## Job
Output the entries below exactly as written, omitting pictures.

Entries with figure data
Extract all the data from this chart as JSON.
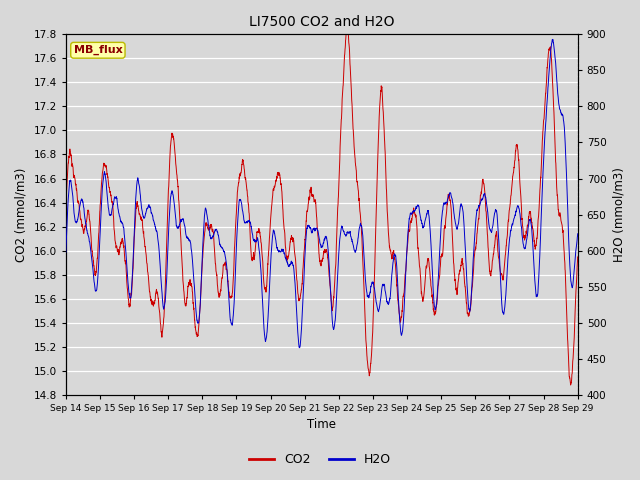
{
  "title": "LI7500 CO2 and H2O",
  "xlabel": "Time",
  "ylabel_left": "CO2 (mmol/m3)",
  "ylabel_right": "H2O (mmol/m3)",
  "ylim_left": [
    14.8,
    17.8
  ],
  "ylim_right": [
    400,
    900
  ],
  "yticks_left": [
    14.8,
    15.0,
    15.2,
    15.4,
    15.6,
    15.8,
    16.0,
    16.2,
    16.4,
    16.6,
    16.8,
    17.0,
    17.2,
    17.4,
    17.6,
    17.8
  ],
  "yticks_right": [
    400,
    450,
    500,
    550,
    600,
    650,
    700,
    750,
    800,
    850,
    900
  ],
  "xtick_labels": [
    "Sep 14",
    "Sep 15",
    "Sep 16",
    "Sep 17",
    "Sep 18",
    "Sep 19",
    "Sep 20",
    "Sep 21",
    "Sep 22",
    "Sep 23",
    "Sep 24",
    "Sep 25",
    "Sep 26",
    "Sep 27",
    "Sep 28",
    "Sep 29"
  ],
  "co2_color": "#cc0000",
  "h2o_color": "#0000cc",
  "background_color": "#d8d8d8",
  "plot_bg_color": "#d8d8d8",
  "grid_color": "#ffffff",
  "mb_flux_text": "MB_flux",
  "mb_flux_bg": "#ffffaa",
  "mb_flux_border": "#bbbb00",
  "mb_flux_text_color": "#8b0000",
  "legend_co2": "CO2",
  "legend_h2o": "H2O",
  "n_points": 3000,
  "seed": 7
}
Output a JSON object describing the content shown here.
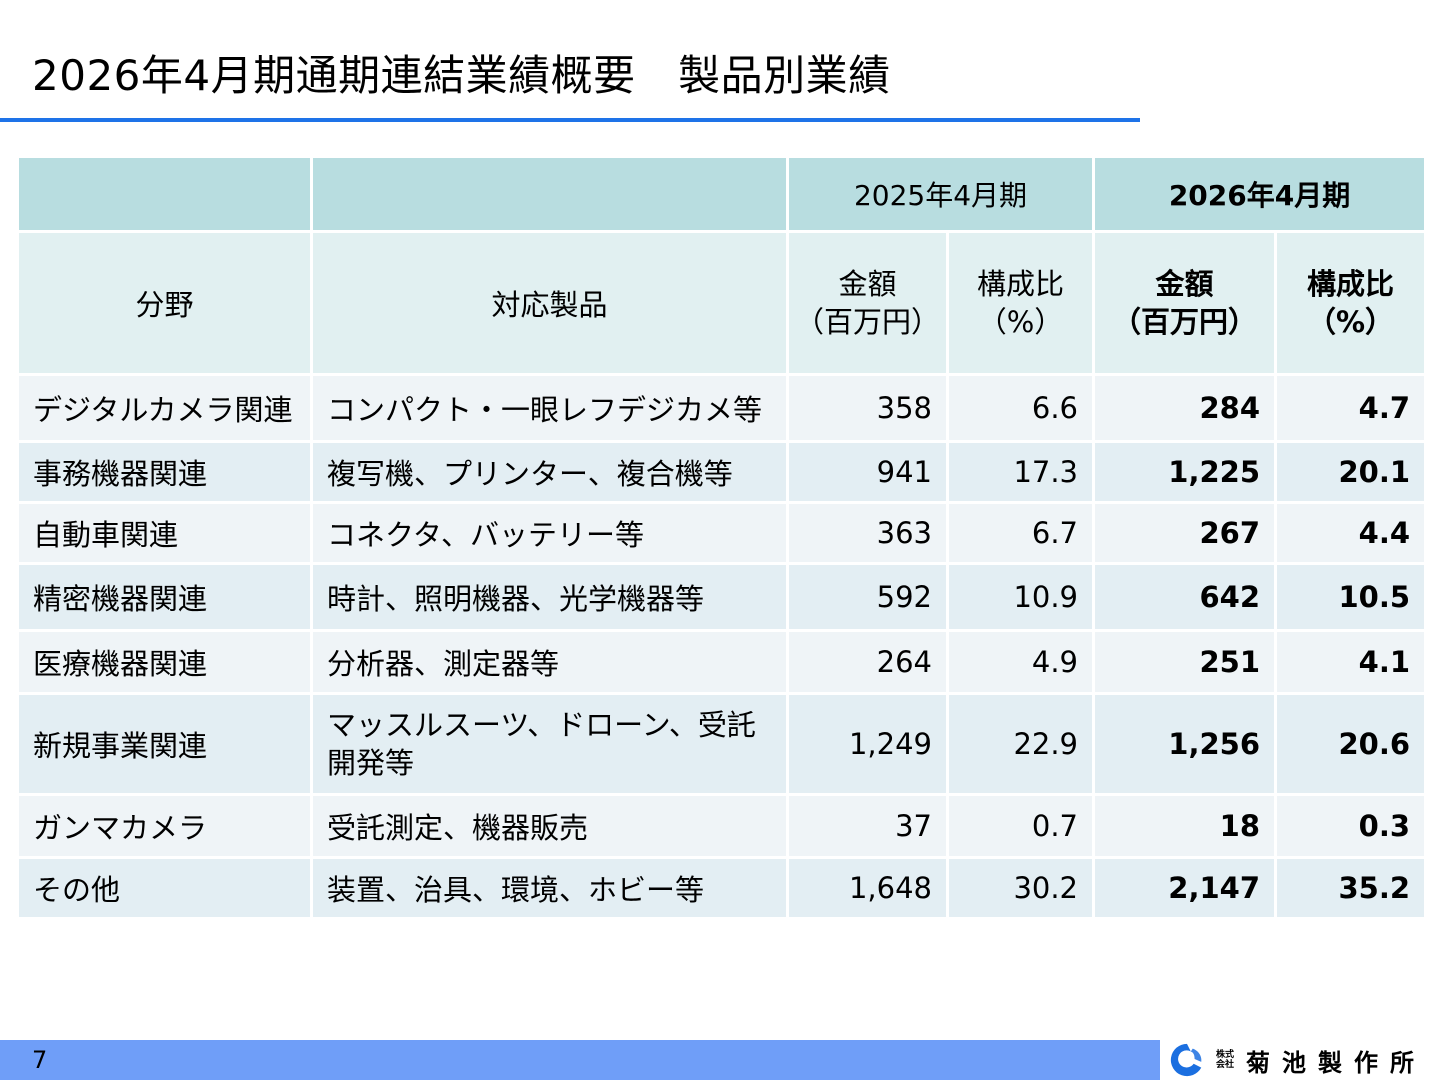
{
  "title": "2026年4月期通期連結業績概要　製品別業績",
  "table": {
    "period_prev": "2025年4月期",
    "period_curr": "2026年4月期",
    "headers": {
      "field": "分野",
      "products": "対応製品",
      "amount_line1": "金額",
      "amount_line2": "（百万円）",
      "ratio_line1": "構成比",
      "ratio_line2": "（%）"
    },
    "rows": [
      {
        "field": "デジタルカメラ関連",
        "products": "コンパクト・一眼レフデジカメ等",
        "prev_amount": "358",
        "prev_ratio": "6.6",
        "curr_amount": "284",
        "curr_ratio": "4.7"
      },
      {
        "field": "事務機器関連",
        "products": "複写機、プリンター、複合機等",
        "prev_amount": "941",
        "prev_ratio": "17.3",
        "curr_amount": "1,225",
        "curr_ratio": "20.1"
      },
      {
        "field": "自動車関連",
        "products": "コネクタ、バッテリー等",
        "prev_amount": "363",
        "prev_ratio": "6.7",
        "curr_amount": "267",
        "curr_ratio": "4.4"
      },
      {
        "field": "精密機器関連",
        "products": "時計、照明機器、光学機器等",
        "prev_amount": "592",
        "prev_ratio": "10.9",
        "curr_amount": "642",
        "curr_ratio": "10.5"
      },
      {
        "field": "医療機器関連",
        "products": "分析器、測定器等",
        "prev_amount": "264",
        "prev_ratio": "4.9",
        "curr_amount": "251",
        "curr_ratio": "4.1"
      },
      {
        "field": "新規事業関連",
        "products_line1": "マッスルスーツ、ドローン、受託",
        "products_line2": "開発等",
        "prev_amount": "1,249",
        "prev_ratio": "22.9",
        "curr_amount": "1,256",
        "curr_ratio": "20.6"
      },
      {
        "field": "ガンマカメラ",
        "products": "受託測定、機器販売",
        "prev_amount": "37",
        "prev_ratio": "0.7",
        "curr_amount": "18",
        "curr_ratio": "0.3"
      },
      {
        "field": "その他",
        "products": "装置、治具、環境、ホビー等",
        "prev_amount": "1,648",
        "prev_ratio": "30.2",
        "curr_amount": "2,147",
        "curr_ratio": "35.2"
      }
    ]
  },
  "footer": {
    "page_number": "7",
    "company_kabushiki_line1": "株式",
    "company_kabushiki_line2": "会社",
    "company_name": "菊池製作所",
    "logo_icon": "kikuchi-logo-icon",
    "bar_color": "#6f9ef8"
  },
  "colors": {
    "title_rule": "#1e73e8",
    "header_top_bg": "#b8dde0",
    "header_sub_bg": "#e1f0f1",
    "row_bg": "#eff4f7",
    "row_alt_bg": "#e3eef3"
  }
}
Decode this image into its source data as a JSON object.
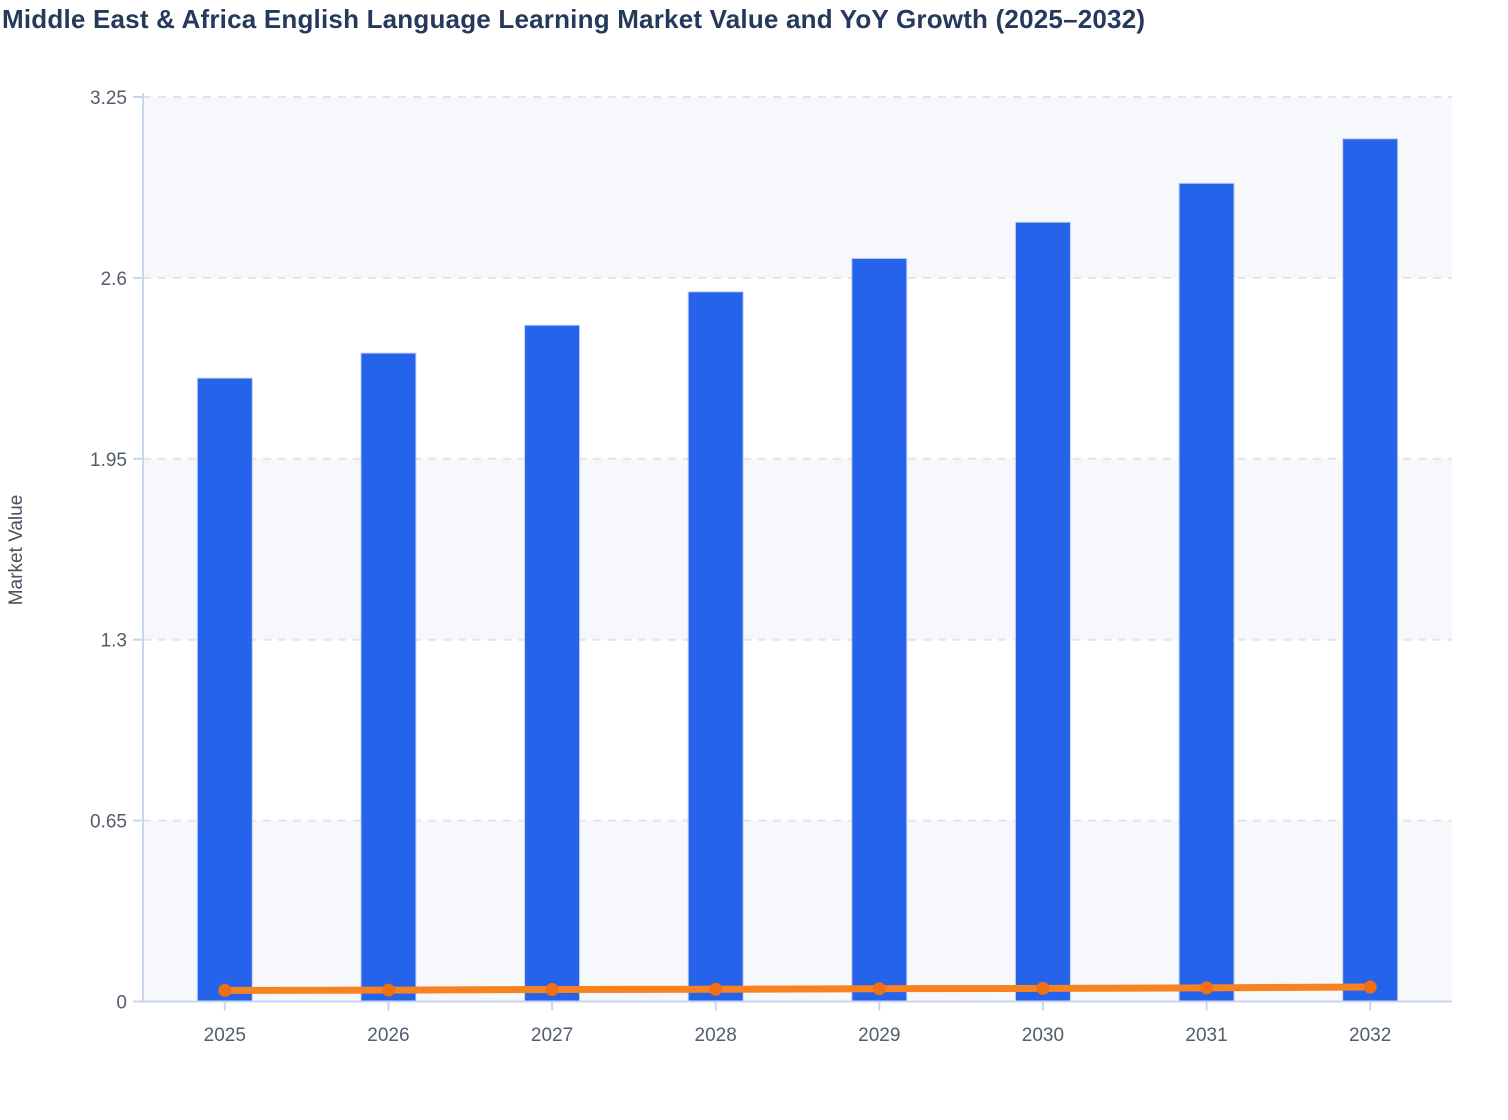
{
  "title": "Middle East & Africa English Language Learning Market Value and YoY Growth (2025–2032)",
  "y_axis": {
    "label": "Market Value"
  },
  "colors": {
    "bar": "#2563eb",
    "bar_edge": "#c7d2f0",
    "line": "#f8821f",
    "marker": "#f26e10",
    "title_text": "#24395b",
    "tick_text": "#525c6c",
    "axis_line": "#c9d4ef",
    "grid_line": "#e3e4e8",
    "band_fill": "#f7f8fb",
    "plot_bg": "#ffffff"
  },
  "chart_data": {
    "type": "bar",
    "title": "Middle East & Africa English Language Learning Market Value and YoY Growth (2025–2032)",
    "categories": [
      "2025",
      "2026",
      "2027",
      "2028",
      "2029",
      "2030",
      "2031",
      "2032"
    ],
    "series": [
      {
        "name": "Market Value",
        "type": "bar",
        "values": [
          2.24,
          2.33,
          2.43,
          2.55,
          2.67,
          2.8,
          2.94,
          3.1
        ]
      },
      {
        "name": "YoY Growth",
        "type": "line",
        "values": [
          0.04,
          0.041,
          0.043,
          0.044,
          0.046,
          0.047,
          0.049,
          0.052
        ]
      }
    ],
    "xlabel": "",
    "ylabel": "Market Value",
    "ylim": [
      0,
      3.25
    ],
    "yticks": [
      0,
      0.65,
      1.3,
      1.95,
      2.6,
      3.25
    ],
    "ytick_labels": [
      "0",
      "0.65",
      "1.3",
      "1.95",
      "2.6",
      "3.25"
    ],
    "grid": "horizontal-dashed",
    "band_rows": "alternating shaded between gridlines",
    "legend_position": "none"
  }
}
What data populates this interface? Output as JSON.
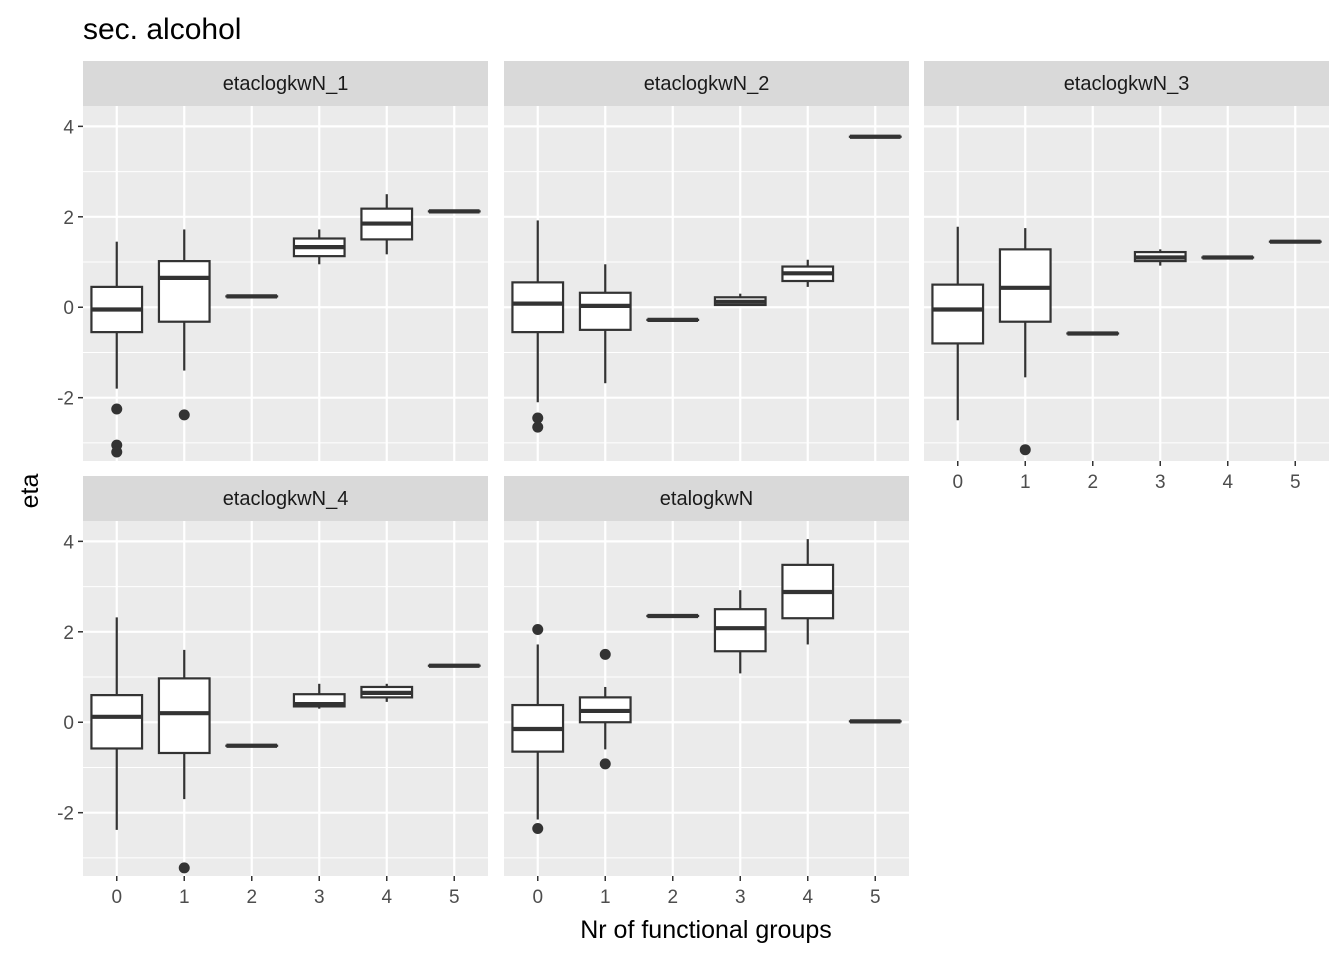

## Solution for this task
Extract all the data from this chart as JSON.
{
  "title": "LI7500 CO2 and H2O",
  "xlabel": "Time",
  "ylabel_left": "CO2 (mmol/m3)",
  "ylabel_right": "H2O (mmol/m3)",
  "ylim_left": [
    14.8,
    17.8
  ],
  "ylim_right": [
    400,
    900
  ],
  "yticks_left": [
    14.8,
    15.0,
    15.2,
    15.4,
    15.6,
    15.8,
    16.0,
    16.2,
    16.4,
    16.6,
    16.8,
    17.0,
    17.2,
    17.4,
    17.6,
    17.8
  ],
  "yticks_right": [
    400,
    450,
    500,
    550,
    600,
    650,
    700,
    750,
    800,
    850,
    900
  ],
  "xtick_labels": [
    "Sep 14",
    "Sep 15",
    "Sep 16",
    "Sep 17",
    "Sep 18",
    "Sep 19",
    "Sep 20",
    "Sep 21",
    "Sep 22",
    "Sep 23",
    "Sep 24",
    "Sep 25",
    "Sep 26",
    "Sep 27",
    "Sep 28",
    "Sep 29"
  ],
  "co2_color": "#cc0000",
  "h2o_color": "#0000cc",
  "background_color": "#d8d8d8",
  "plot_bg_color": "#d8d8d8",
  "grid_color": "#ffffff",
  "mb_flux_text": "MB_flux",
  "mb_flux_bg": "#ffffaa",
  "mb_flux_border": "#bbbb00",
  "mb_flux_text_color": "#8b0000",
  "legend_co2": "CO2",
  "legend_h2o": "H2O",
  "n_points": 3000,
  "seed": 7
}
Output a JSON object describing the content shown here.
{
  "title": "2026年4月期通期連結業績概要　製品別業績",
  "table": {
    "period_prev": "2025年4月期",
    "period_curr": "2026年4月期",
    "headers": {
      "field": "分野",
      "products": "対応製品",
      "amount_line1": "金額",
      "amount_line2": "（百万円）",
      "ratio_line1": "構成比",
      "ratio_line2": "（%）"
    },
    "rows": [
      {
        "field": "デジタルカメラ関連",
        "products": "コンパクト・一眼レフデジカメ等",
        "prev_amount": "358",
        "prev_ratio": "6.6",
        "curr_amount": "284",
        "curr_ratio": "4.7"
      },
      {
        "field": "事務機器関連",
        "products": "複写機、プリンター、複合機等",
        "prev_amount": "941",
        "prev_ratio": "17.3",
        "curr_amount": "1,225",
        "curr_ratio": "20.1"
      },
      {
        "field": "自動車関連",
        "products": "コネクタ、バッテリー等",
        "prev_amount": "363",
        "prev_ratio": "6.7",
        "curr_amount": "267",
        "curr_ratio": "4.4"
      },
      {
        "field": "精密機器関連",
        "products": "時計、照明機器、光学機器等",
        "prev_amount": "592",
        "prev_ratio": "10.9",
        "curr_amount": "642",
        "curr_ratio": "10.5"
      },
      {
        "field": "医療機器関連",
        "products": "分析器、測定器等",
        "prev_amount": "264",
        "prev_ratio": "4.9",
        "curr_amount": "251",
        "curr_ratio": "4.1"
      },
      {
        "field": "新規事業関連",
        "products_line1": "マッスルスーツ、ドローン、受託",
        "products_line2": "開発等",
        "prev_amount": "1,249",
        "prev_ratio": "22.9",
        "curr_amount": "1,256",
        "curr_ratio": "20.6"
      },
      {
        "field": "ガンマカメラ",
        "products": "受託測定、機器販売",
        "prev_amount": "37",
        "prev_ratio": "0.7",
        "curr_amount": "18",
        "curr_ratio": "0.3"
      },
      {
        "field": "その他",
        "products": "装置、治具、環境、ホビー等",
        "prev_amount": "1,648",
        "prev_ratio": "30.2",
        "curr_amount": "2,147",
        "curr_ratio": "35.2"
      }
    ]
  },
  "footer": {
    "page_number": "7",
    "company_kabushiki_line1": "株式",
    "company_kabushiki_line2": "会社",
    "company_name": "菊池製作所",
    "logo_icon": "kikuchi-logo-icon",
    "bar_color": "#6f9ef8"
  },
  "colors": {
    "title_rule": "#1e73e8",
    "header_top_bg": "#b8dde0",
    "header_sub_bg": "#e1f0f1",
    "row_bg": "#eff4f7",
    "row_alt_bg": "#e3eef3"
  }
}
Decode this image into its source data as a JSON object.
{
  "title": "Middle East & Africa English Language Learning Market Value and YoY Growth (2025–2032)",
  "y_axis": {
    "label": "Market Value"
  },
  "colors": {
    "bar": "#2563eb",
    "bar_edge": "#c7d2f0",
    "line": "#f8821f",
    "marker": "#f26e10",
    "title_text": "#24395b",
    "tick_text": "#525c6c",
    "axis_line": "#c9d4ef",
    "grid_line": "#e3e4e8",
    "band_fill": "#f7f8fb",
    "plot_bg": "#ffffff"
  },
  "chart_data": {
    "type": "bar",
    "title": "Middle East & Africa English Language Learning Market Value and YoY Growth (2025–2032)",
    "categories": [
      "2025",
      "2026",
      "2027",
      "2028",
      "2029",
      "2030",
      "2031",
      "2032"
    ],
    "series": [
      {
        "name": "Market Value",
        "type": "bar",
        "values": [
          2.24,
          2.33,
          2.43,
          2.55,
          2.67,
          2.8,
          2.94,
          3.1
        ]
      },
      {
        "name": "YoY Growth",
        "type": "line",
        "values": [
          0.04,
          0.041,
          0.043,
          0.044,
          0.046,
          0.047,
          0.049,
          0.052
        ]
      }
    ],
    "xlabel": "",
    "ylabel": "Market Value",
    "ylim": [
      0,
      3.25
    ],
    "yticks": [
      0,
      0.65,
      1.3,
      1.95,
      2.6,
      3.25
    ],
    "ytick_labels": [
      "0",
      "0.65",
      "1.3",
      "1.95",
      "2.6",
      "3.25"
    ],
    "grid": "horizontal-dashed",
    "band_rows": "alternating shaded between gridlines",
    "legend_position": "none"
  }
}
What data populates this interface? Output as JSON.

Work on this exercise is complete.